(Recorded data)
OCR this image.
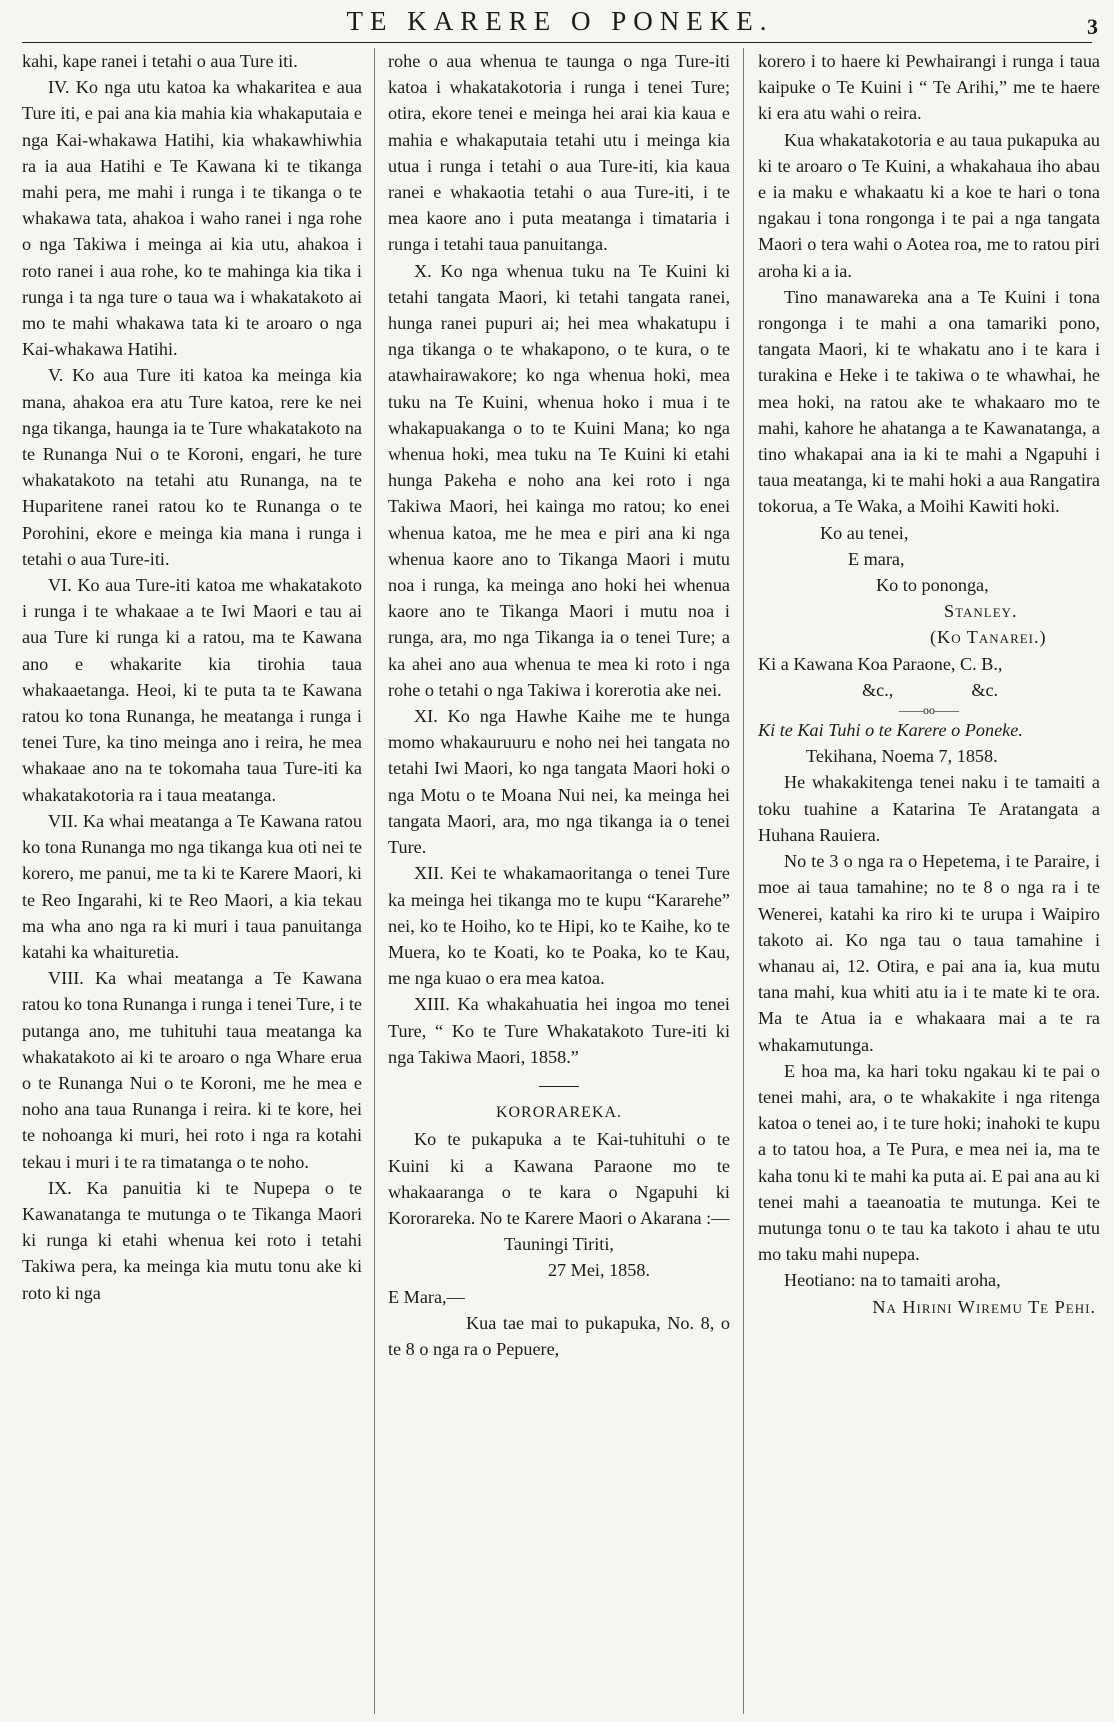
TE KARERE O PONEKE.	3

kahi, kape ranei i tetahi o aua Ture iti.

IV. Ko nga utu katoa ka whakaritea e aua Ture iti, e pai ana kia mahia kia whakaputaia e nga Kai-whakawa Hatihi, kia whakawhiwhia ra ia aua Hatihi e Te Kawana ki te tikanga mahi pera, me mahi i runga i te tikanga o te whakawa tata, ahakoa i waho ranei i nga rohe o nga Takiwa i meinga ai kia utu, ahakoa i roto ranei i aua rohe, ko te mahinga kia tika i runga i ta nga ture o taua wa i whakatakoto ai mo te mahi whakawa tata ki te aroaro o nga Kai-whakawa Hatihi.

V. Ko aua Ture iti katoa ka meinga kia mana, ahakoa era atu Ture katoa, rere ke nei nga tikanga, haunga ia te Ture whakatakoto na te Runanga Nui o te Koroni, engari, he ture whakatakoto na tetahi atu Runanga, na te Huparitene ranei ratou ko te Runanga o te Porohini, ekore e meinga kia mana i runga i tetahi o aua Ture-iti.

VI. Ko aua Ture-iti katoa me whakatakoto i runga i te whakaae a te Iwi Maori e tau ai aua Ture ki runga ki a ratou, ma te Kawana ano e whakarite kia tirohia taua whakaaetanga. Heoi, ki te puta ta te Kawana ratou ko tona Runanga, he meatanga i runga i tenei Ture, ka tino meinga ano i reira, he mea whakaae ano na te tokomaha taua Ture-iti ka whakatakotoria ra i taua meatanga.

VII. Ka whai meatanga a Te Kawana ratou ko tona Runanga mo nga tikanga kua oti nei te korero, me panui, me ta ki te Karere Maori, ki te Reo Ingarahi, ki te Reo Maori, a kia tekau ma wha ano nga ra ki muri i taua panuitanga katahi ka whaituretia.

VIII. Ka whai meatanga a Te Kawana ratou ko tona Runanga i runga i tenei Ture, i te putanga ano, me tuhituhi taua meatanga ka whakatakoto ai ki te aroaro o nga Whare erua o te Runanga Nui o te Koroni, me he mea e noho ana taua Runanga i reira. ki te kore, hei te nohoanga ki muri, hei roto i nga ra kotahi tekau i muri i te ra timatanga o te noho.

IX. Ka panuitia ki te Nupepa o te Kawanatanga te mutunga o te Tikanga Maori ki runga ki etahi whenua kei roto i tetahi Takiwa pera, ka meinga kia mutu tonu ake ki roto ki nga

rohe o aua whenua te taunga o nga Ture-iti katoa i whakatakotoria i runga i tenei Ture; otira, ekore tenei e meinga hei arai kia kaua e mahia e whakaputaia tetahi utu i meinga kia utua i runga i tetahi o aua Ture-iti, kia kaua ranei e whakaotia tetahi o aua Ture-iti, i te mea kaore ano i puta meatanga i timataria i runga i tetahi taua panuitanga.

X. Ko nga whenua tuku na Te Kuini ki tetahi tangata Maori, ki tetahi tangata ranei, hunga ranei pupuri ai; hei mea whakatupu i nga tikanga o te whakapono, o te kura, o te atawhairawakore; ko nga whenua hoki, mea tuku na Te Kuini, whenua hoko i mua i te whakapuakanga o to te Kuini Mana; ko nga whenua hoki, mea tuku na Te Kuini ki etahi hunga Pakeha e noho ana kei roto i nga Takiwa Maori, hei kainga mo ratou; ko enei whenua katoa, me he mea e piri ana ki nga whenua kaore ano to Tikanga Maori i mutu noa i runga, ka meinga ano hoki hei whenua kaore ano te Tikanga Maori i mutu noa i runga, ara, mo nga Tikanga ia o tenei Ture; a ka ahei ano aua whenua te mea ki roto i nga rohe o tetahi o nga Takiwa i korerotia ake nei.

XI. Ko nga Hawhe Kaihe me te hunga momo whakauruuru e noho nei hei tangata no tetahi Iwi Maori, ko nga tangata Maori hoki o nga Motu o te Moana Nui nei, ka meinga hei tangata Maori, ara, mo nga tikanga ia o tenei Ture.

XII. Kei te whakamaoritanga o tenei Ture ka meinga hei tikanga mo te kupu “Kararehe” nei, ko te Hoiho, ko te Hipi, ko te Kaihe, ko te Muera, ko te Koati, ko te Poaka, ko te Kau, me nga kuao o era mea katoa.

XIII. Ka whakahuatia hei ingoa mo tenei Ture, “ Ko te Ture Whakatakoto Ture-iti ki nga Takiwa Maori, 1858.”

KORORAREKA.

Ko te pukapuka a te Kai-tuhituhi o te Kuini ki a Kawana Paraone mo te whakaaranga o te kara o Ngapuhi ki Kororareka. No te Karere Maori o Akarana :—

Tauningi Tiriti,

27 Mei, 1858.

E Mara,—

Kua tae mai to pukapuka, No. 8, o te 8 o nga ra o Pepuere,

korero i to haere ki Pewhairangi i runga i taua kaipuke o Te Kuini i “ Te Arihi,” me te haere ki era atu wahi o reira.

Kua whakatakotoria e au taua pukapuka au ki te aroaro o Te Kuini, a whakahaua iho abau e ia maku e whakaatu ki a koe te hari o tona ngakau i tona rongonga i te pai a nga tangata Maori o tera wahi o Aotea roa, me to ratou piri aroha ki a ia.

Tino manawareka ana a Te Kuini i tona rongonga i te mahi a ona tamariki pono, tangata Maori, ki te whakatu ano i te kara i turakina e Heke i te takiwa o te whawhai, he mea hoki, na ratou ake te whakaaro mo te mahi, kahore he ahatanga a te Kawanatanga, a tino whakapai ana ia ki te mahi a Ngapuhi i taua meatanga, ki te mahi hoki a aua Rangatira tokorua, a Te Waka, a Moihi Kawiti hoki.

Ko au tenei,

E mara,

Ko to pononga,

Stanley.

(Ko Tanarei.)

Ki a Kawana Koa Paraone, C. B.,

&c.,	&c.

——oo——

Ki te Kai Tuhi o te Karere o Poneke.

Tekihana, Noema 7, 1858.

He whakakitenga tenei naku i te tamaiti a toku tuahine a Katarina Te Aratangata a Huhana Rauiera.

No te 3 o nga ra o Hepetema, i te Paraire, i moe ai taua tamahine; no te 8 o nga ra i te Wenerei, katahi ka riro ki te urupa i Waipiro takoto ai. Ko nga tau o taua tamahine i whanau ai, 12. Otira, e pai ana ia, kua mutu tana mahi, kua whiti atu ia i te mate ki te ora. Ma te Atua ia e whakaara mai a te ra whakamutunga.

E hoa ma, ka hari toku ngakau ki te pai o tenei mahi, ara, o te whakakite i nga ritenga katoa o tenei ao, i te ture hoki; inahoki te kupu a to tatou hoa, a Te Pura, e mea nei ia, ma te kaha tonu ki te mahi ka puta ai. E pai ana au ki tenei mahi a taeanoatia te mutunga. Kei te mutunga tonu o te tau ka takoto i ahau te utu mo taku mahi nupepa.

Heotiano: na to tamaiti aroha,

Na Hirini Wiremu Te Pehi.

▸ **Exercise task**
Every entry above needs to be retyped exactly; drop the pictures.

▸ **Solution to the problem**
OCR this image.
TE KARERE O PONEKE.	3

kahi, kape ranei i tetahi o aua Ture iti.

IV. Ko nga utu katoa ka whakaritea e aua Ture iti, e pai ana kia mahia kia whakaputaia e nga Kai-whakawa Hatihi, kia whakawhiwhia ra ia aua Hatihi e Te Kawana ki te tikanga mahi pera, me mahi i runga i te tikanga o te whakawa tata, ahakoa i waho ranei i nga rohe o nga Takiwa i meinga ai kia utu, ahakoa i roto ranei i aua rohe, ko te mahinga kia tika i runga i ta nga ture o taua wa i whakatakoto ai mo te mahi whakawa tata ki te aroaro o nga Kai-whakawa Hatihi.

V. Ko aua Ture iti katoa ka meinga kia mana, ahakoa era atu Ture katoa, rere ke nei nga tikanga, haunga ia te Ture whakatakoto na te Runanga Nui o te Koroni, engari, he ture whakatakoto na tetahi atu Runanga, na te Huparitene ranei ratou ko te Runanga o te Porohini, ekore e meinga kia mana i runga i tetahi o aua Ture-iti.

VI. Ko aua Ture-iti katoa me whakatakoto i runga i te whakaae a te Iwi Maori e tau ai aua Ture ki runga ki a ratou, ma te Kawana ano e whakarite kia tirohia taua whakaaetanga. Heoi, ki te puta ta te Kawana ratou ko tona Runanga, he meatanga i runga i tenei Ture, ka tino meinga ano i reira, he mea whakaae ano na te tokomaha taua Ture-iti ka whakatakotoria ra i taua meatanga.

VII. Ka whai meatanga a Te Kawana ratou ko tona Runanga mo nga tikanga kua oti nei te korero, me panui, me ta ki te Karere Maori, ki te Reo Ingarahi, ki te Reo Maori, a kia tekau ma wha ano nga ra ki muri i taua panuitanga katahi ka whaituretia.

VIII. Ka whai meatanga a Te Kawana ratou ko tona Runanga i runga i tenei Ture, i te putanga ano, me tuhituhi taua meatanga ka whakatakoto ai ki te aroaro o nga Whare erua o te Runanga Nui o te Koroni, me he mea e noho ana taua Runanga i reira. ki te kore, hei te nohoanga ki muri, hei roto i nga ra kotahi tekau i muri i te ra timatanga o te noho.

IX. Ka panuitia ki te Nupepa o te Kawanatanga te mutunga o te Tikanga Maori ki runga ki etahi whenua kei roto i tetahi Takiwa pera, ka meinga kia mutu tonu ake ki roto ki nga

rohe o aua whenua te taunga o nga Ture-iti katoa i whakatakotoria i runga i tenei Ture; otira, ekore tenei e meinga hei arai kia kaua e mahia e whakaputaia tetahi utu i meinga kia utua i runga i tetahi o aua Ture-iti, kia kaua ranei e whakaotia tetahi o aua Ture-iti, i te mea kaore ano i puta meatanga i timataria i runga i tetahi taua panuitanga.

X. Ko nga whenua tuku na Te Kuini ki tetahi tangata Maori, ki tetahi tangata ranei, hunga ranei pupuri ai; hei mea whakatupu i nga tikanga o te whakapono, o te kura, o te atawhairawakore; ko nga whenua hoki, mea tuku na Te Kuini, whenua hoko i mua i te whakapuakanga o to te Kuini Mana; ko nga whenua hoki, mea tuku na Te Kuini ki etahi hunga Pakeha e noho ana kei roto i nga Takiwa Maori, hei kainga mo ratou; ko enei whenua katoa, me he mea e piri ana ki nga whenua kaore ano to Tikanga Maori i mutu noa i runga, ka meinga ano hoki hei whenua kaore ano te Tikanga Maori i mutu noa i runga, ara, mo nga Tikanga ia o tenei Ture; a ka ahei ano aua whenua te mea ki roto i nga rohe o tetahi o nga Takiwa i korerotia ake nei.

XI. Ko nga Hawhe Kaihe me te hunga momo whakauruuru e noho nei hei tangata no tetahi Iwi Maori, ko nga tangata Maori hoki o nga Motu o te Moana Nui nei, ka meinga hei tangata Maori, ara, mo nga tikanga ia o tenei Ture.

XII. Kei te whakamaoritanga o tenei Ture ka meinga hei tikanga mo te kupu “Kararehe” nei, ko te Hoiho, ko te Hipi, ko te Kaihe, ko te Muera, ko te Koati, ko te Poaka, ko te Kau, me nga kuao o era mea katoa.

XIII. Ka whakahuatia hei ingoa mo tenei Ture, “ Ko te Ture Whakatakoto Ture-iti ki nga Takiwa Maori, 1858.”

KORORAREKA.

Ko te pukapuka a te Kai-tuhituhi o te Kuini ki a Kawana Paraone mo te whakaaranga o te kara o Ngapuhi ki Kororareka. No te Karere Maori o Akarana :—

Tauningi Tiriti,

27 Mei, 1858.

E Mara,—

Kua tae mai to pukapuka, No. 8, o te 8 o nga ra o Pepuere,

korero i to haere ki Pewhairangi i runga i taua kaipuke o Te Kuini i “ Te Arihi,” me te haere ki era atu wahi o reira.

Kua whakatakotoria e au taua pukapuka au ki te aroaro o Te Kuini, a whakahaua iho abau e ia maku e whakaatu ki a koe te hari o tona ngakau i tona rongonga i te pai a nga tangata Maori o tera wahi o Aotea roa, me to ratou piri aroha ki a ia.

Tino manawareka ana a Te Kuini i tona rongonga i te mahi a ona tamariki pono, tangata Maori, ki te whakatu ano i te kara i turakina e Heke i te takiwa o te whawhai, he mea hoki, na ratou ake te whakaaro mo te mahi, kahore he ahatanga a te Kawanatanga, a tino whakapai ana ia ki te mahi a Ngapuhi i taua meatanga, ki te mahi hoki a aua Rangatira tokorua, a Te Waka, a Moihi Kawiti hoki.

Ko au tenei,

E mara,

Ko to pononga,

Stanley.

(Ko Tanarei.)

Ki a Kawana Koa Paraone, C. B.,

&c.,	&c.

——oo——

Ki te Kai Tuhi o te Karere o Poneke.

Tekihana, Noema 7, 1858.

He whakakitenga tenei naku i te tamaiti a toku tuahine a Katarina Te Aratangata a Huhana Rauiera.

No te 3 o nga ra o Hepetema, i te Paraire, i moe ai taua tamahine; no te 8 o nga ra i te Wenerei, katahi ka riro ki te urupa i Waipiro takoto ai. Ko nga tau o taua tamahine i whanau ai, 12. Otira, e pai ana ia, kua mutu tana mahi, kua whiti atu ia i te mate ki te ora. Ma te Atua ia e whakaara mai a te ra whakamutunga.

E hoa ma, ka hari toku ngakau ki te pai o tenei mahi, ara, o te whakakite i nga ritenga katoa o tenei ao, i te ture hoki; inahoki te kupu a to tatou hoa, a Te Pura, e mea nei ia, ma te kaha tonu ki te mahi ka puta ai. E pai ana au ki tenei mahi a taeanoatia te mutunga. Kei te mutunga tonu o te tau ka takoto i ahau te utu mo taku mahi nupepa.

Heotiano: na to tamaiti aroha,

Na Hirini Wiremu Te Pehi.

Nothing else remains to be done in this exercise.